TASK :: Extract exactly and only the lines from the one containing "Transcribe the text in this document." through the end of the entries below. Pictures should not appear in the copy.

========

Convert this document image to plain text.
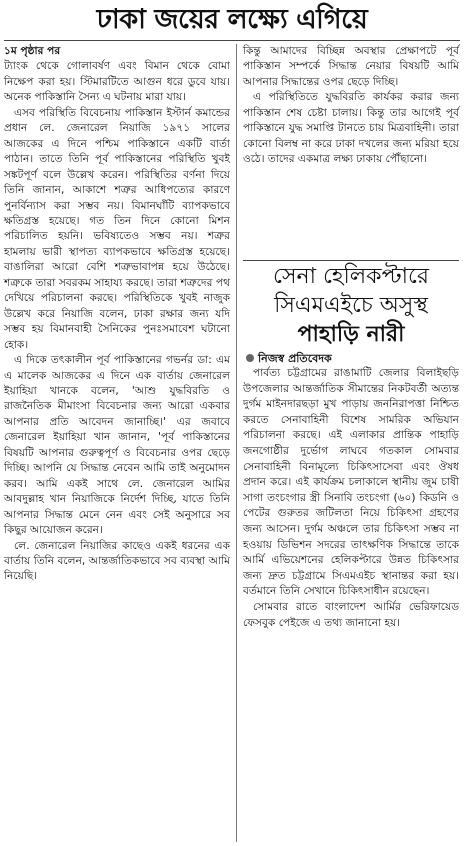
ঢাকা জয়ের লক্ষ্যে এগিয়ে
১ম পৃষ্ঠার পর

ট্যাংক থেকে গোলাবর্ষণ এবং বিমান থেকে বোমা নিক্ষেপ করা হয়। স্টিমারটিতে আগুন ধরে ডুবে যায়। অনেক পাকিস্তানি সৈন্য এ ঘটনায় মারা যায়।

এসব পরিস্থিতি বিবেচনায় পাকিস্তান ইস্টার্ন কমান্ডের প্রধান লে. জেনারেল নিয়াজি ১৯৭১ সালের আজকের এ দিনে পশ্চিম পাকিস্তানে একটি বার্তা পাঠান। তাতে তিনি পূর্ব পাকিস্তানের পরিস্থিতি খুবই সঙ্কটপূর্ণ বলে উল্লেখ করেন। পরিস্থিতির বর্ণনা দিয়ে তিনি জানান, আকাশে শত্রুর আধিপত্যের কারণে পুনর্বিন্যাস করা সম্ভব নয়। বিমানঘাঁটি ব্যাপকভাবে ক্ষতিগ্রস্ত হয়েছে। গত তিন দিনে কোনো মিশন পরিচালিত হয়নি। ভবিষ্যতেও সম্ভব নয়। শত্রুর হামলায় ভারী স্থাপত্য ব্যাপকভাবে ক্ষতিগ্রস্ত হয়েছে। বাঙালিরা আরো বেশি শত্রুভাবাপন্ন হয়ে উঠেছে। শত্রুকে তারা সবরকম সাহায্য করছে। তারা শত্রুদের পথ দেখিয়ে পরিচালনা করছে। পরিস্থিতিকে খুবই নাজুক উল্লেখ করে নিয়াজি বলেন, ঢাকা রক্ষার জন্য যদি সম্ভব হয় বিমানবাহী সৈনিকের পুনঃসমাবেশ ঘটানো হোক।

এ দিকে তৎকালীন পূর্ব পাকিস্তানের গভর্নর ডা: এম এ মালেক আজকের এ দিনে এক বার্তায় জেনারেল ইয়াহিয়া খানকে বলেন, 'আশু যুদ্ধবিরতি ও রাজনৈতিক মীমাংসা বিবেচনার জন্য আরো একবার আপনার প্রতি আবেদন জানাচ্ছি।' এর জবাবে জেনারেল ইয়াহিয়া খান জানান, 'পূর্ব পাকিস্তানের বিষয়টি আপনার গুরুত্বপূর্ণ ও বিবেচনার ওপর ছেড়ে দিচ্ছি। আপনি যে সিদ্ধান্ত নেবেন আমি তাই অনুমোদন করব। আমি একই সাথে লে. জেনারেল আমির আবদুল্লাহ খান নিয়াজিকে নির্দেশ দিচ্ছি, যাতে তিনি আপনার সিদ্ধান্ত মেনে নেন এবং সেই অনুসারে সব কিছুর আয়োজন করেন।

লে. জেনারেল নিয়াজির কাছেও একই ধরনের এক বার্তায় তিনি বলেন, আন্তর্জাতিকভাবে সব ব্যবস্থা আমি নিয়েছি।

কিন্তু আমাদের বিচ্ছিন্ন অবস্থার প্রেক্ষাপটে পূর্ব পাকিস্তান সম্পর্কে সিদ্ধান্ত নেয়ার বিষয়টি আমি আপনার সিদ্ধান্তের ওপর ছেড়ে দিচ্ছি।

এ পরিস্থিতিতে যুদ্ধবিরতি কার্যকর করার জন্য পাকিস্তান শেষ চেষ্টা চালায়। কিন্তু তার আগেই পূর্ব পাকিস্তানে যুদ্ধ সমাপ্তি টানতে চায় মিত্রবাহিনী। তারা কোনো বিলম্ব না করে ঢাকা দখলের জন্য মরিয়া হয়ে ওঠে। তাদের একমাত্র লক্ষ্য ঢাকায় পৌঁছানো।

সেনা হেলিকপ্টারে
সিএমএইচে অসুস্থ
পাহাড়ি নারী
নিজস্ব প্রতিবেদক

পার্বত্য চট্টগ্রামের রাঙামাটি জেলার বিলাইছড়ি উপজেলার আন্তর্জাতিক সীমান্তের নিকটবর্তী অত্যন্ত দুর্গম মাইনদারছড়া মুখ পাড়ায় জননিরাপত্তা নিশ্চিত করতে সেনাবাহিনী বিশেষ সামরিক অভিযান পরিচালনা করছে। এই এলাকার প্রান্তিক পাহাড়ি জনগোষ্ঠীর দুর্ভোগ লাঘবে গতকাল সোমবার সেনাবাহিনী বিনামূল্যে চিকিৎসাসেবা এবং ঔষধ প্রদান করে। এই কার্যক্রম চলাকালে স্থানীয় জুম চাষী সাগা তংচংগার স্ত্রী সিনাবি তংচংগা (৬০) কিডনি ও পেটের গুরুতর জটিলতা নিয়ে চিকিৎসা গ্রহণের জন্য আসেন। দুর্গম অঞ্চলে তার চিকিৎসা সম্ভব না হওয়ায় ডিভিশন সদরের তাৎক্ষণিক সিদ্ধান্তে তাকে আর্মি এভিয়েশনের হেলিকপ্টারে উন্নত চিকিৎসার জন্য দ্রুত চট্টগ্রামে সিএমএইচ স্থানান্তর করা হয়। বর্তমানে তিনি সেখানে চিকিৎসাধীন রয়েছেন।

সোমবার রাতে বাংলাদেশ আর্মির ভেরিফায়েড ফেসবুক পেইজে এ তথ্য জানানো হয়।
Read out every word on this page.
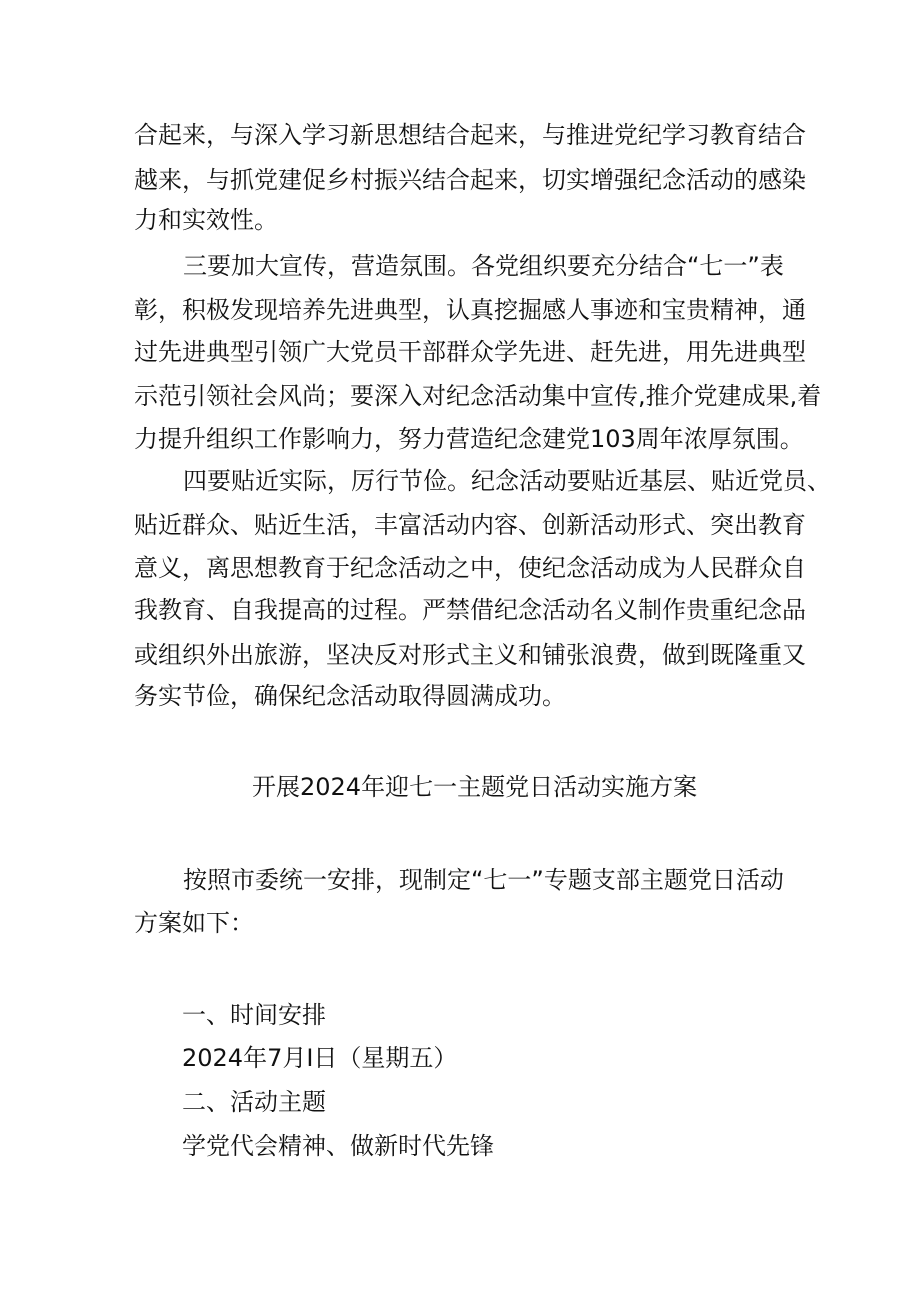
合起来，与深入学习新思想结合起来，与推进党纪学习教育结合
越来，与抓党建促乡村振兴结合起来，切实增强纪念活动的感染
力和实效性。
三要加大宣传，营造氛围。各党组织要充分结合“七一”表
彰，积极发现培养先进典型，认真挖掘感人事迹和宝贵精神，通
过先进典型引领广大党员干部群众学先进、赶先进，用先进典型
示范引领社会风尚；要深入对纪念活动集中宣传,推介党建成果,着
力提升组织工作影响力，努力营造纪念建党103周年浓厚氛围。
四要贴近实际，厉行节俭。纪念活动要贴近基层、贴近党员、
贴近群众、贴近生活，丰富活动内容、创新活动形式、突出教育
意义，离思想教育于纪念活动之中，使纪念活动成为人民群众自
我教育、自我提高的过程。严禁借纪念活动名义制作贵重纪念品
或组织外出旅游，坚决反对形式主义和铺张浪费，做到既隆重又
务实节俭，确保纪念活动取得圆满成功。
开展2024年迎七一主题党日活动实施方案
按照市委统一安排，现制定“七一”专题支部主题党日活动
方案如下：
一、时间安排
2024年7月I日（星期五）
二、活动主题
学党代会精神、做新时代先锋
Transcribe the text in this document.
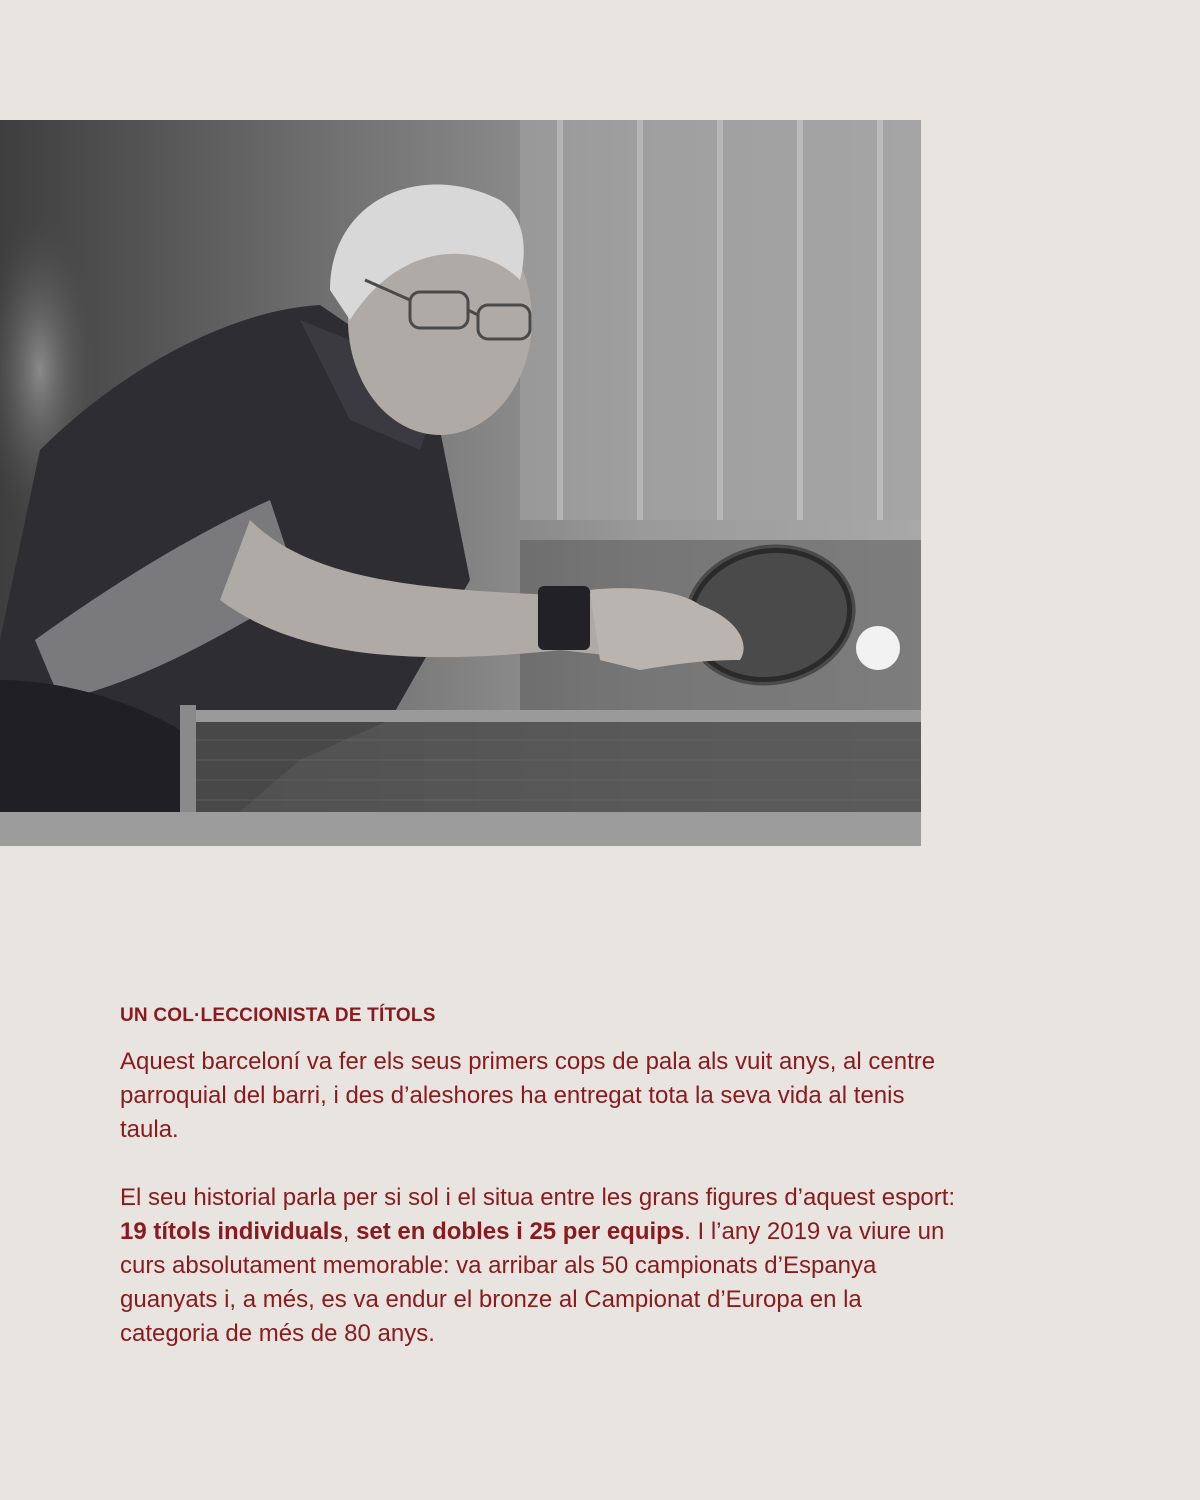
UN COL·LECCIONISTA DE TÍTOLS

Aquest barceloní va fer els seus primers cops de pala als vuit anys, al centre parroquial del barri, i des d’aleshores ha entregat tota la seva vida al tenis taula.

El seu historial parla per si sol i el situa entre les grans figures d’aquest esport: 19 títols individuals, set en dobles i 25 per equips. I l’any 2019 va viure un curs absolutament memorable: va arribar als 50 campionats d’Espanya guanyats i, a més, es va endur el bronze al Campionat d’Europa en la categoria de més de 80 anys.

========

EXPECTED OUTPUT ::
Transcribe the text in this document.
UN COL·LECCIONISTA DE TÍTOLS

Aquest barceloní va fer els seus primers cops de pala als vuit anys, al centre parroquial del barri, i des d’aleshores ha entregat tota la seva vida al tenis taula.

El seu historial parla per si sol i el situa entre les grans figures d’aquest esport: 19 títols individuals, set en dobles i 25 per equips. I l’any 2019 va viure un curs absolutament memorable: va arribar als 50 campionats d’Espanya guanyats i, a més, es va endur el bronze al Campionat d’Europa en la categoria de més de 80 anys.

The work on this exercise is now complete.